---------- GIVEN PASSAGE ----------

You however I hope are in fine health and willing to support the comic via Patreon and/or Subscribestar, or even Paypal if you like. Someday I’ll get over being sad and start posting things on time again, hopefully.

34 Comments

Corporate disposal rules kinda suck – a hobby store near my had these wonderful gaming tables that had taken people hundreds of hours to create & paint. They were one of the eye-grabbing displays that caught one’s eyes as you walked in. Corp said reduce the number of tables so the manager had to take ’em to the crusher and physically destroy them. Couldn’t ‘vanish’ or ‘it’s taken care of’ – no, they were built with store materials and had to be destroyed. Aargh…

They couldn’t be sold? Seems to me that’s the kind of thing that stores exist to do…

ffs. consignment sale, at 10% would have been the ideal.

I worked at an electronics store over holiday season one year for extra cash. We recycled everything, and the crap people brought in. One guy brought in 5 iPads, all working, because he had upgraded. Once it went into the pile, all we could do is box it all up and ship it to the recycler.

Coworker found a gaming machine with 64G of really nice memory, and mentioned jokingly about rescuing the RAM. Immediately fired since manager heard him.

---------- SOURCE EXCERPT ----------

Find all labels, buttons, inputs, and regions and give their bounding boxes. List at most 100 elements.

----------

> **OBJECTIVE**
In the comment thread, how many iPads did one customer bring to the electronics store for recycling? The lines come from a different source than the comment thread.

> **SOLUTION TO THIS EXERCISE**
Five, all of them working.